RECORD LIST:
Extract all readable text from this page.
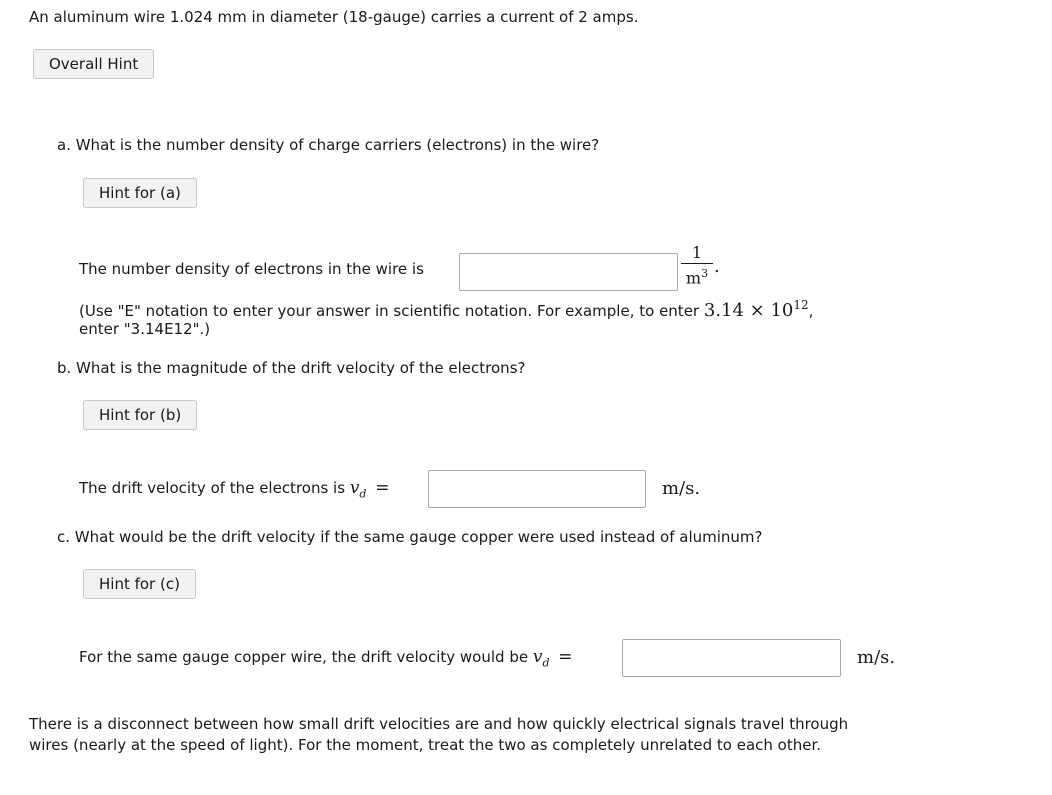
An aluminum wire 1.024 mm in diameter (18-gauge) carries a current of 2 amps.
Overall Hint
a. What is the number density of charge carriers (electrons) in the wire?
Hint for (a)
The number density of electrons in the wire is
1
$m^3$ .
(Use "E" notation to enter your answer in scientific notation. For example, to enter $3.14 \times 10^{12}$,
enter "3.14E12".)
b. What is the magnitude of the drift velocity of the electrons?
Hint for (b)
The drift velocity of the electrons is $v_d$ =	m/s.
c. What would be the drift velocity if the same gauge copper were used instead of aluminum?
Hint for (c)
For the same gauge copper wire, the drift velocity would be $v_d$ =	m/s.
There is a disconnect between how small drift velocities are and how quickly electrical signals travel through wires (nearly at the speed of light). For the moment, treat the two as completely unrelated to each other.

WHAT YOU SHOULD DO:
Reproduce the data word for word, excluding its pictures.

ANSWER TO THIS TASK:
Extract all readable text from this page.
An aluminum wire 1.024 mm in diameter (18-gauge) carries a current of 2 amps.
Overall Hint
a. What is the number density of charge carriers (electrons) in the wire?
Hint for (a)
The number density of electrons in the wire is
1
$m^3$ .
(Use "E" notation to enter your answer in scientific notation. For example, to enter $3.14 \times 10^{12}$,
enter "3.14E12".)
b. What is the magnitude of the drift velocity of the electrons?
Hint for (b)
The drift velocity of the electrons is $v_d$ =	m/s.
c. What would be the drift velocity if the same gauge copper were used instead of aluminum?
Hint for (c)
For the same gauge copper wire, the drift velocity would be $v_d$ =	m/s.
There is a disconnect between how small drift velocities are and how quickly electrical signals travel through wires (nearly at the speed of light). For the moment, treat the two as completely unrelated to each other.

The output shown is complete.